◆ Problem to work on ◆
In the records that follow, locate every line with "Pembayaran" and extract it.

(Dataset records)
________________________

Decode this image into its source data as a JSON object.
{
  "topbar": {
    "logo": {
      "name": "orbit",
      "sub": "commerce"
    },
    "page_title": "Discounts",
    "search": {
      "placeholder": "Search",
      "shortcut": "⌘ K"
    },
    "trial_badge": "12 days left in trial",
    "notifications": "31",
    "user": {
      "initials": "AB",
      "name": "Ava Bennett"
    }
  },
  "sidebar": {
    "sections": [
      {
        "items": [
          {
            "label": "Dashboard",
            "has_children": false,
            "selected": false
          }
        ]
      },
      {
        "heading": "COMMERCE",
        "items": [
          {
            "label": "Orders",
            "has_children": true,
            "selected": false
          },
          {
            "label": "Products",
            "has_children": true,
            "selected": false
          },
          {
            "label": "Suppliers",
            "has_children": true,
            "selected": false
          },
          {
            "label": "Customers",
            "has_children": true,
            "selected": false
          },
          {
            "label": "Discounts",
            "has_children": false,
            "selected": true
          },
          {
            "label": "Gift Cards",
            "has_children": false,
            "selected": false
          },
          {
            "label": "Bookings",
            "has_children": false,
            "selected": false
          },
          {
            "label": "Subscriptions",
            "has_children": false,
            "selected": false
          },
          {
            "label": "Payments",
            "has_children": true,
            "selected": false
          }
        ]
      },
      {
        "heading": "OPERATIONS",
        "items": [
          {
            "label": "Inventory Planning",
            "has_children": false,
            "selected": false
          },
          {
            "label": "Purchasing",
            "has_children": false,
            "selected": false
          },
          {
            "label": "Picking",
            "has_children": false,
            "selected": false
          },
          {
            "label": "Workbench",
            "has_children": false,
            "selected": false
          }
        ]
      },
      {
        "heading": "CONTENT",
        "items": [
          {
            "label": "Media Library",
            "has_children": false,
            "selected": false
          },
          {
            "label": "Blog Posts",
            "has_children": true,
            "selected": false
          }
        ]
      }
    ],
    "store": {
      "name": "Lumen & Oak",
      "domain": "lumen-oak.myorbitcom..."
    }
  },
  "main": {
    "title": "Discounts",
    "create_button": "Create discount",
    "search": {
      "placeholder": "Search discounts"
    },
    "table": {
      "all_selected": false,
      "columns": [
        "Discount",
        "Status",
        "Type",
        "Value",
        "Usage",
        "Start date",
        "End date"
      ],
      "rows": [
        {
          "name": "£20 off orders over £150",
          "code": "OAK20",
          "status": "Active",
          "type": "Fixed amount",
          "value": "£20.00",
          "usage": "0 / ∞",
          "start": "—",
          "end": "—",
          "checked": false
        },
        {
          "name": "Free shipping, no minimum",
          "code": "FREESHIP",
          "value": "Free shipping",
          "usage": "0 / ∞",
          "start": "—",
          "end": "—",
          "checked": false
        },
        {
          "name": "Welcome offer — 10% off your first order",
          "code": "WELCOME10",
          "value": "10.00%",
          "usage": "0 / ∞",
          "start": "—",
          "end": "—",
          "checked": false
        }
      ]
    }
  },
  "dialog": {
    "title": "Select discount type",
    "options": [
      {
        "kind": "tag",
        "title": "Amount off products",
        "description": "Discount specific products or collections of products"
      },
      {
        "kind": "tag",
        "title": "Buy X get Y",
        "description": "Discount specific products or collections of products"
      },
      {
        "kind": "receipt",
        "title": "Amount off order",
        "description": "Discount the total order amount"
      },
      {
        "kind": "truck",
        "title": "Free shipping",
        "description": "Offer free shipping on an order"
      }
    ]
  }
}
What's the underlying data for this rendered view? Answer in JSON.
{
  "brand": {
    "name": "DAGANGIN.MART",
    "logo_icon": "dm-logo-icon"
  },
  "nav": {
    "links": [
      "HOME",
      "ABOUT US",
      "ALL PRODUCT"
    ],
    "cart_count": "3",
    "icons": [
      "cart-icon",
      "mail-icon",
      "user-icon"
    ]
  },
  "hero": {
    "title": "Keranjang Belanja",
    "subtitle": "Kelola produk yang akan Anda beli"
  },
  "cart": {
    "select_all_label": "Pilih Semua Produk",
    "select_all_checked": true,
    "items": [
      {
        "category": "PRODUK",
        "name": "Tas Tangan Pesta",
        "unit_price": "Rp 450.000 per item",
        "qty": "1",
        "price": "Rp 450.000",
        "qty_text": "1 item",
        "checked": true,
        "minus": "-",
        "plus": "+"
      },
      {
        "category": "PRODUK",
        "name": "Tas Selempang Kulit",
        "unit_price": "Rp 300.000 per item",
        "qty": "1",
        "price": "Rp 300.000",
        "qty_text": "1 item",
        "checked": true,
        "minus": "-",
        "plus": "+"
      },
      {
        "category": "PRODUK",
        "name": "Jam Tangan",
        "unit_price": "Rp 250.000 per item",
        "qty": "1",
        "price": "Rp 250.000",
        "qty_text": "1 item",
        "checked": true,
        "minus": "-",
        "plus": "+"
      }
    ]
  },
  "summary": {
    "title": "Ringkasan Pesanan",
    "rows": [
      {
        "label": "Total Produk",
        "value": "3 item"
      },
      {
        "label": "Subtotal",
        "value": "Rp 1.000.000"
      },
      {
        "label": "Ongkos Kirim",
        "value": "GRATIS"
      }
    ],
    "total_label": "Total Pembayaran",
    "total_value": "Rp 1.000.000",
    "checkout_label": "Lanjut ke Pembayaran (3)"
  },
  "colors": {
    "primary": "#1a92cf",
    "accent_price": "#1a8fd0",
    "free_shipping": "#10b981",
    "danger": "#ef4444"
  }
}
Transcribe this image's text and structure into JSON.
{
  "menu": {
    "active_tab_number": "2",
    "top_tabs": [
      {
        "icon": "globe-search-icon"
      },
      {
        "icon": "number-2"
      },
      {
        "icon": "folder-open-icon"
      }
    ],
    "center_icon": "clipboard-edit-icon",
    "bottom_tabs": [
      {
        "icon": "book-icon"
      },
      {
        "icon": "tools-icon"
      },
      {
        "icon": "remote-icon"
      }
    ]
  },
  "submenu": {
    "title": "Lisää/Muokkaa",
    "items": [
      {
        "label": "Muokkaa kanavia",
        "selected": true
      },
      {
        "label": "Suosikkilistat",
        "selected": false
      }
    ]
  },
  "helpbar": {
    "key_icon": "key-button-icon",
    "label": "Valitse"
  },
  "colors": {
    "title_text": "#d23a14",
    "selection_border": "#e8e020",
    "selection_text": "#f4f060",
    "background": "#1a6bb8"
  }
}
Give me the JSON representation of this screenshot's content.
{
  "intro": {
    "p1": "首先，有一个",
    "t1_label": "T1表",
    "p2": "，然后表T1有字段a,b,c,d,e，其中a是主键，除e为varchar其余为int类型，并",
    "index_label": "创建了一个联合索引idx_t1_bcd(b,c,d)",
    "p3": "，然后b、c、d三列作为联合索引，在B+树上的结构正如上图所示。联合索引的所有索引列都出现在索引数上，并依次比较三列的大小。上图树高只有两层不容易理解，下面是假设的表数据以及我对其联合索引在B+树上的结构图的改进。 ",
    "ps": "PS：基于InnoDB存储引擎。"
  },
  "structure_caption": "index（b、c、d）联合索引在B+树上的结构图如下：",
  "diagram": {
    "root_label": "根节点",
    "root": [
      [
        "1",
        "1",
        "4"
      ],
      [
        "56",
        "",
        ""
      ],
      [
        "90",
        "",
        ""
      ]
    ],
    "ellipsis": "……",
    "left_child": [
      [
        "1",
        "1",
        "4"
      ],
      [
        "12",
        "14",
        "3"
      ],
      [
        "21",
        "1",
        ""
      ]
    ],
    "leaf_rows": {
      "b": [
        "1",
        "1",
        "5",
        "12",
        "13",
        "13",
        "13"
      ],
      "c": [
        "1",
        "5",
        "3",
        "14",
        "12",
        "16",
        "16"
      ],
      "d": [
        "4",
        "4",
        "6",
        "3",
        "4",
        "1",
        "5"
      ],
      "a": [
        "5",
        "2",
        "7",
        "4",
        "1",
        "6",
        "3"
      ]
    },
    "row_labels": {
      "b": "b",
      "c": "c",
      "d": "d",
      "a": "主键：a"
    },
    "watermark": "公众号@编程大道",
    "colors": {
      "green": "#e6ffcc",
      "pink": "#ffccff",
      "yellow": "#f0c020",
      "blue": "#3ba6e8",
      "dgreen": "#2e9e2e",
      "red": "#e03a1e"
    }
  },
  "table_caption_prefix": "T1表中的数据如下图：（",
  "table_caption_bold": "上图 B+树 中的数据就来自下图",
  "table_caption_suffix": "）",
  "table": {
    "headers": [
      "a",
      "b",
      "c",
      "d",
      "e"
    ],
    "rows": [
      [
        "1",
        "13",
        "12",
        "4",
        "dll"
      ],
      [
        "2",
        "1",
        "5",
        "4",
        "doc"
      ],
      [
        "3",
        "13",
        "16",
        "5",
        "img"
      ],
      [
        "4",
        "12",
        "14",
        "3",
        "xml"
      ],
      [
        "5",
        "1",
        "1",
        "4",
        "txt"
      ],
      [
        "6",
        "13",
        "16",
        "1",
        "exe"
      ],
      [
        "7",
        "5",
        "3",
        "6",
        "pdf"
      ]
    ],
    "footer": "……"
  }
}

________________________

◆ Exercise output ◆
    "total_label": "Total Pembayaran",
    "checkout_label": "Lanjut ke Pembayaran (3)"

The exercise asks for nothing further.